→ Listed entries:
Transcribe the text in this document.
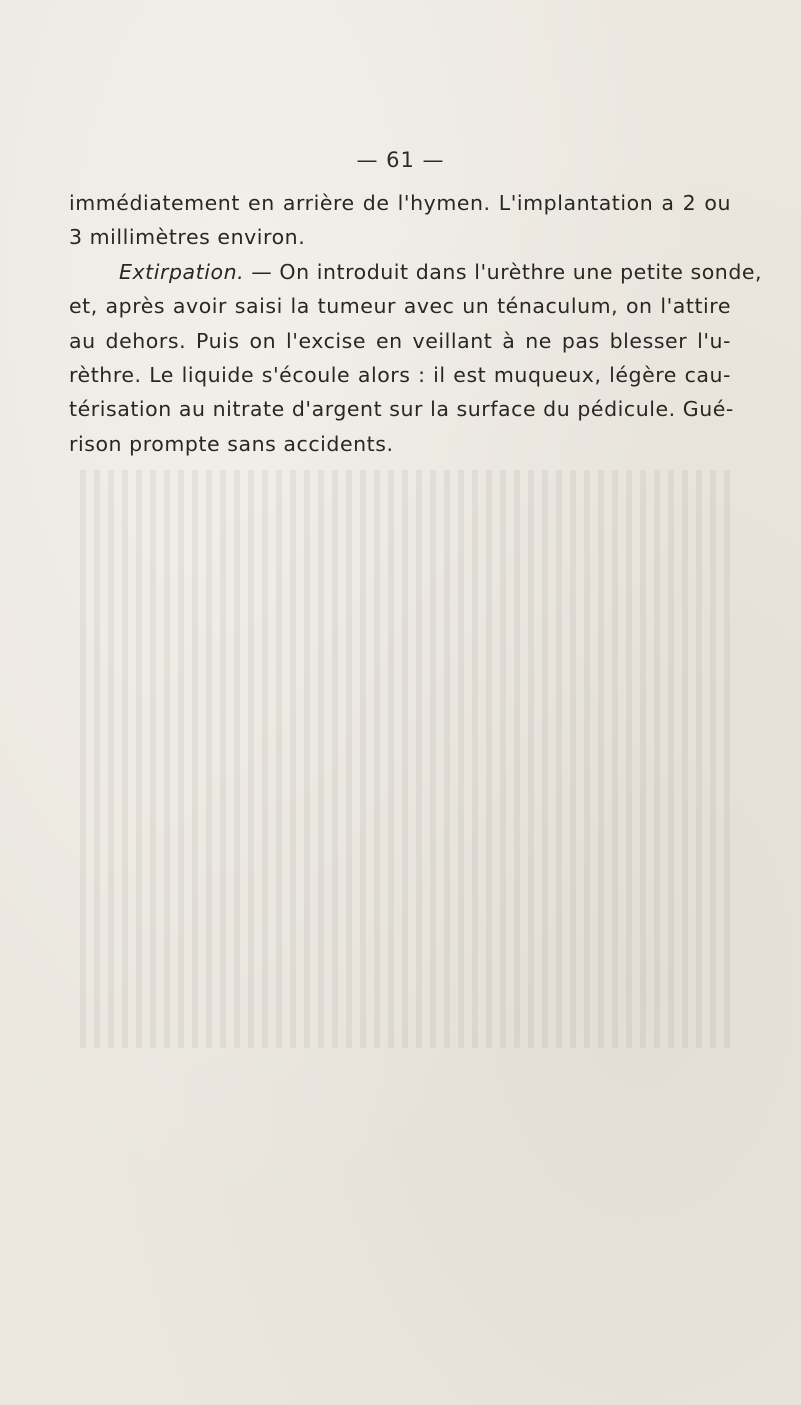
— 61 —
immédiatement en arrière de l'hymen. L'implantation a 2 ou
3 millimètres environ.
Extirpation. — On introduit dans l'urèthre une petite sonde,
et, après avoir saisi la tumeur avec un ténaculum, on l'attire
au dehors. Puis on l'excise en veillant à ne pas blesser l'u-
rèthre. Le liquide s'écoule alors : il est muqueux, légère cau-
térisation au nitrate d'argent sur la surface du pédicule. Gué-
rison prompte sans accidents.
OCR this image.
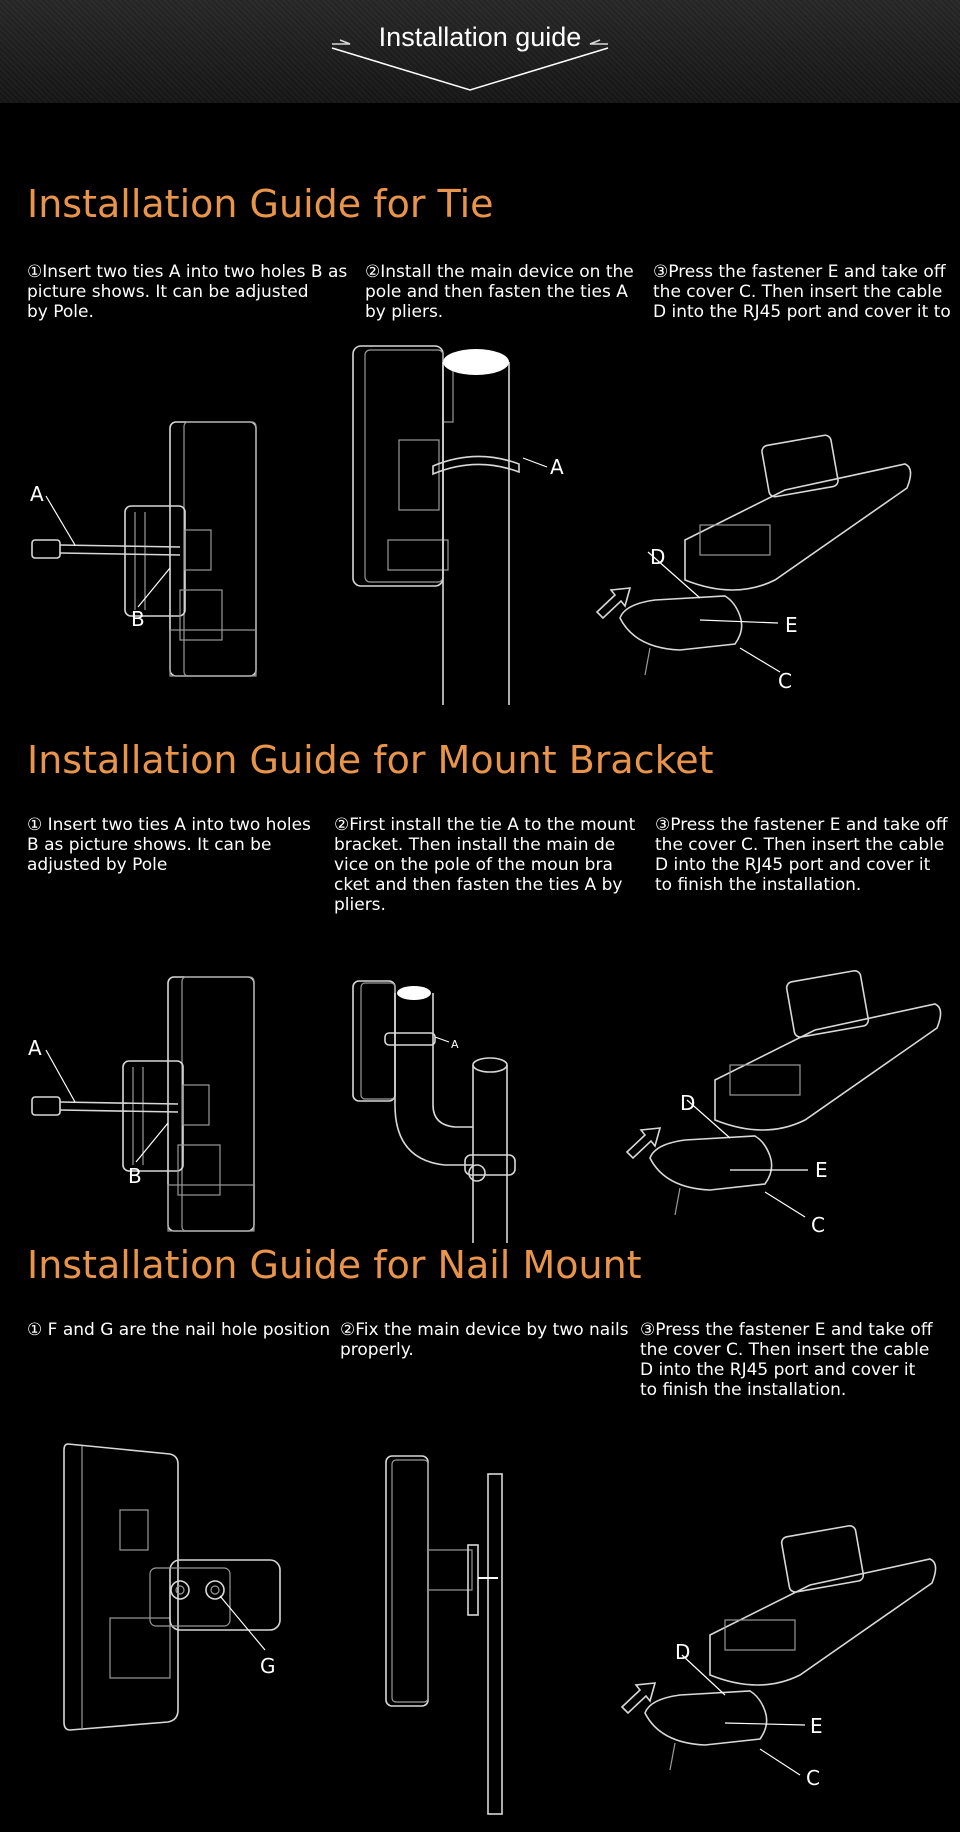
Installation guide
Installation Guide for Tie
①Insert two ties A into two holes B as
picture shows. It can be adjusted
by Pole.
②Install the main device on the
pole and then fasten the ties A
by pliers.
③Press the fastener E and take off
the cover C. Then insert the cable
D into the RJ45 port and cover it to
A
B
A
D
E
C
Installation Guide for Mount Bracket
① Insert two ties A into two holes
B as picture shows. It can be
adjusted by Pole
②First install the tie A to the mount
bracket. Then install the main de
vice on the pole of the moun bra
cket and then fasten the ties A by
pliers.
③Press the fastener E and take off
the cover C. Then insert the cable
D into the RJ45 port and cover it
to finish the installation.
A
B
A
D
E
C
Installation Guide for Nail Mount
① F and G are the nail hole position ②Fix the main device by two nails
properly.
③Press the fastener E and take off
the cover C. Then insert the cable
D into the RJ45 port and cover it
to finish the installation.
G
D
E
C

→ Task instructions:
Print each record exactly as it stands, leaving the images out.

→ Result:
Transcribe the text in this document.
— 61 —
immédiatement en arrière de l'hymen. L'implantation a 2 ou
3 millimètres environ.
Extirpation. — On introduit dans l'urèthre une petite sonde,
et, après avoir saisi la tumeur avec un ténaculum, on l'attire
au dehors. Puis on l'excise en veillant à ne pas blesser l'u-
rèthre. Le liquide s'écoule alors : il est muqueux, légère cau-
térisation au nitrate d'argent sur la surface du pédicule. Gué-
rison prompte sans accidents.
OCR this image.
Installation guide
Installation Guide for Tie
①Insert two ties A into two holes B as
picture shows. It can be adjusted
by Pole.
②Install the main device on the
pole and then fasten the ties A
by pliers.
③Press the fastener E and take off
the cover C. Then insert the cable
D into the RJ45 port and cover it to
A
B
A
D
E
C
Installation Guide for Mount Bracket
① Insert two ties A into two holes
B as picture shows. It can be
adjusted by Pole
②First install the tie A to the mount
bracket. Then install the main de
vice on the pole of the moun bra
cket and then fasten the ties A by
pliers.
③Press the fastener E and take off
the cover C. Then insert the cable
D into the RJ45 port and cover it
to finish the installation.
A
B
A
D
E
C
Installation Guide for Nail Mount
① F and G are the nail hole position ②Fix the main device by two nails
properly.
③Press the fastener E and take off
the cover C. Then insert the cable
D into the RJ45 port and cover it
to finish the installation.
G
D
E
C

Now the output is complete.